*WRITTEN TASK*.
Take all the material and copy it exactly.

*DATA RECORDS*.
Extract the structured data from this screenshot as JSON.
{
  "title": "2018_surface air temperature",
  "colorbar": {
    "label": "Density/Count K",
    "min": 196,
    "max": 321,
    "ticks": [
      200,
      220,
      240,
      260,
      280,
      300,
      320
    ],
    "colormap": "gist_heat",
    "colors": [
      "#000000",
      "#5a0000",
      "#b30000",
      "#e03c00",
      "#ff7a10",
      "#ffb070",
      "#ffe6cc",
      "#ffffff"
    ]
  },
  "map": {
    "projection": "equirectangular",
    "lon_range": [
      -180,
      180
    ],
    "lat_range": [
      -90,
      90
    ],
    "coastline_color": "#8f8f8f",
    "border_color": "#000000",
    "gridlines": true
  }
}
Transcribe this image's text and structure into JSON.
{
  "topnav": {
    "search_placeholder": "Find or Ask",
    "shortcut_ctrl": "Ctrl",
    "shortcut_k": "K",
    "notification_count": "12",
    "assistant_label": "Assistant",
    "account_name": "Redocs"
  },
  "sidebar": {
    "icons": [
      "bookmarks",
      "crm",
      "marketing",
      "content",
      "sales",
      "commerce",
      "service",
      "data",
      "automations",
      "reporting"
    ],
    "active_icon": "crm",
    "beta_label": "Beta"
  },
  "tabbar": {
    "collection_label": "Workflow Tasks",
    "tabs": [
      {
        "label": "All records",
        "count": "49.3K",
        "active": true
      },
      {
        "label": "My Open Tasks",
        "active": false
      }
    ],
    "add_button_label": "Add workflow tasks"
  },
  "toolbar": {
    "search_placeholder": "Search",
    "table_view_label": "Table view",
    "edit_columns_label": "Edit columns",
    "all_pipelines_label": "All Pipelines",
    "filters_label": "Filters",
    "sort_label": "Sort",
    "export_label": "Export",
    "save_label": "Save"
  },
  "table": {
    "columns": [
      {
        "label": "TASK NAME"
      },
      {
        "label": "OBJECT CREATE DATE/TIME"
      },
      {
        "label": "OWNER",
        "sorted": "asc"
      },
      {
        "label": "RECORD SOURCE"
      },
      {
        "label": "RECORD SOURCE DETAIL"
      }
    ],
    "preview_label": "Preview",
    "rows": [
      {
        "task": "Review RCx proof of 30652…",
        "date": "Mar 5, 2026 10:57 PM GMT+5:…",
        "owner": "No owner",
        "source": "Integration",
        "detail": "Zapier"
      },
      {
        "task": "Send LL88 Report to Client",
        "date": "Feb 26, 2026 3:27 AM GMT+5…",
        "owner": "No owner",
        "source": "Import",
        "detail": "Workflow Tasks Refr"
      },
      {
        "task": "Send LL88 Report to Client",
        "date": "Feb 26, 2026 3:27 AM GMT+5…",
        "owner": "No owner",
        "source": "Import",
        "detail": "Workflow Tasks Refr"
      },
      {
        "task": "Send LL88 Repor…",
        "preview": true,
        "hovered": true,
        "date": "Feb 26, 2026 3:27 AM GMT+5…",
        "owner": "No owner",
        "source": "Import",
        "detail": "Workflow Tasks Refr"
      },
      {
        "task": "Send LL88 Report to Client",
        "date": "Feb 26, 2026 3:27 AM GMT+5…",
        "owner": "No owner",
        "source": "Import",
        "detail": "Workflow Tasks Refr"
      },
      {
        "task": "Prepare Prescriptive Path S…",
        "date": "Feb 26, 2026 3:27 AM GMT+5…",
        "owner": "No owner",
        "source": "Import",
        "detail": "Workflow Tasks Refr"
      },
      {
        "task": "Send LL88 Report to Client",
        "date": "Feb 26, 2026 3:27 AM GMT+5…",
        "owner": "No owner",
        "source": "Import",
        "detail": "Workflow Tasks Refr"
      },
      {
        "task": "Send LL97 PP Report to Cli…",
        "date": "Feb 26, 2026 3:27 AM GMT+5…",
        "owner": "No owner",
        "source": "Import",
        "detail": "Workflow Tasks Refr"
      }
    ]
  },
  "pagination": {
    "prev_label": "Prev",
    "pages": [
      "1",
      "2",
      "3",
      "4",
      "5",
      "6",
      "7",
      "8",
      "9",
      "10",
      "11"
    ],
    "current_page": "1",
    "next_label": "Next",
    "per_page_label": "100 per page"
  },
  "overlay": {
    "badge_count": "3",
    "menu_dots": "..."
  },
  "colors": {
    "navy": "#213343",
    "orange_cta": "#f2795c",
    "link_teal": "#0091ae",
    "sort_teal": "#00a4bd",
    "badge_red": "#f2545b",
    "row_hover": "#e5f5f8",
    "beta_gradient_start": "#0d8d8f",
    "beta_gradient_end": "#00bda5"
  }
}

*WRITTEN SOLUTION*.
Extract the structured data from this screenshot as JSON.
{
  "title": "2018_surface air temperature",
  "colorbar": {
    "label": "Density/Count K",
    "min": 196,
    "max": 321,
    "ticks": [
      200,
      220,
      240,
      260,
      280,
      300,
      320
    ],
    "colormap": "gist_heat",
    "colors": [
      "#000000",
      "#5a0000",
      "#b30000",
      "#e03c00",
      "#ff7a10",
      "#ffb070",
      "#ffe6cc",
      "#ffffff"
    ]
  },
  "map": {
    "projection": "equirectangular",
    "lon_range": [
      -180,
      180
    ],
    "lat_range": [
      -90,
      90
    ],
    "coastline_color": "#8f8f8f",
    "border_color": "#000000",
    "gridlines": true
  }
}
Transcribe this image's text and structure into JSON.
{
  "topnav": {
    "search_placeholder": "Find or Ask",
    "shortcut_ctrl": "Ctrl",
    "shortcut_k": "K",
    "notification_count": "12",
    "assistant_label": "Assistant",
    "account_name": "Redocs"
  },
  "sidebar": {
    "icons": [
      "bookmarks",
      "crm",
      "marketing",
      "content",
      "sales",
      "commerce",
      "service",
      "data",
      "automations",
      "reporting"
    ],
    "active_icon": "crm",
    "beta_label": "Beta"
  },
  "tabbar": {
    "collection_label": "Workflow Tasks",
    "tabs": [
      {
        "label": "All records",
        "count": "49.3K",
        "active": true
      },
      {
        "label": "My Open Tasks",
        "active": false
      }
    ],
    "add_button_label": "Add workflow tasks"
  },
  "toolbar": {
    "search_placeholder": "Search",
    "table_view_label": "Table view",
    "edit_columns_label": "Edit columns",
    "all_pipelines_label": "All Pipelines",
    "filters_label": "Filters",
    "sort_label": "Sort",
    "export_label": "Export",
    "save_label": "Save"
  },
  "table": {
    "columns": [
      {
        "label": "TASK NAME"
      },
      {
        "label": "OBJECT CREATE DATE/TIME"
      },
      {
        "label": "OWNER",
        "sorted": "asc"
      },
      {
        "label": "RECORD SOURCE"
      },
      {
        "label": "RECORD SOURCE DETAIL"
      }
    ],
    "preview_label": "Preview",
    "rows": [
      {
        "task": "Review RCx proof of 30652…",
        "date": "Mar 5, 2026 10:57 PM GMT+5:…",
        "owner": "No owner",
        "source": "Integration",
        "detail": "Zapier"
      },
      {
        "task": "Send LL88 Report to Client",
        "date": "Feb 26, 2026 3:27 AM GMT+5…",
        "owner": "No owner",
        "source": "Import",
        "detail": "Workflow Tasks Refr"
      },
      {
        "task": "Send LL88 Report to Client",
        "date": "Feb 26, 2026 3:27 AM GMT+5…",
        "owner": "No owner",
        "source": "Import",
        "detail": "Workflow Tasks Refr"
      },
      {
        "task": "Send LL88 Repor…",
        "preview": true,
        "hovered": true,
        "date": "Feb 26, 2026 3:27 AM GMT+5…",
        "owner": "No owner",
        "source": "Import",
        "detail": "Workflow Tasks Refr"
      },
      {
        "task": "Send LL88 Report to Client",
        "date": "Feb 26, 2026 3:27 AM GMT+5…",
        "owner": "No owner",
        "source": "Import",
        "detail": "Workflow Tasks Refr"
      },
      {
        "task": "Prepare Prescriptive Path S…",
        "date": "Feb 26, 2026 3:27 AM GMT+5…",
        "owner": "No owner",
        "source": "Import",
        "detail": "Workflow Tasks Refr"
      },
      {
        "task": "Send LL88 Report to Client",
        "date": "Feb 26, 2026 3:27 AM GMT+5…",
        "owner": "No owner",
        "source": "Import",
        "detail": "Workflow Tasks Refr"
      },
      {
        "task": "Send LL97 PP Report to Cli…",
        "date": "Feb 26, 2026 3:27 AM GMT+5…",
        "owner": "No owner",
        "source": "Import",
        "detail": "Workflow Tasks Refr"
      }
    ]
  },
  "pagination": {
    "prev_label": "Prev",
    "pages": [
      "1",
      "2",
      "3",
      "4",
      "5",
      "6",
      "7",
      "8",
      "9",
      "10",
      "11"
    ],
    "current_page": "1",
    "next_label": "Next",
    "per_page_label": "100 per page"
  },
  "overlay": {
    "badge_count": "3",
    "menu_dots": "..."
  },
  "colors": {
    "navy": "#213343",
    "orange_cta": "#f2795c",
    "link_teal": "#0091ae",
    "sort_teal": "#00a4bd",
    "badge_red": "#f2545b",
    "row_hover": "#e5f5f8",
    "beta_gradient_start": "#0d8d8f",
    "beta_gradient_end": "#00bda5"
  }
}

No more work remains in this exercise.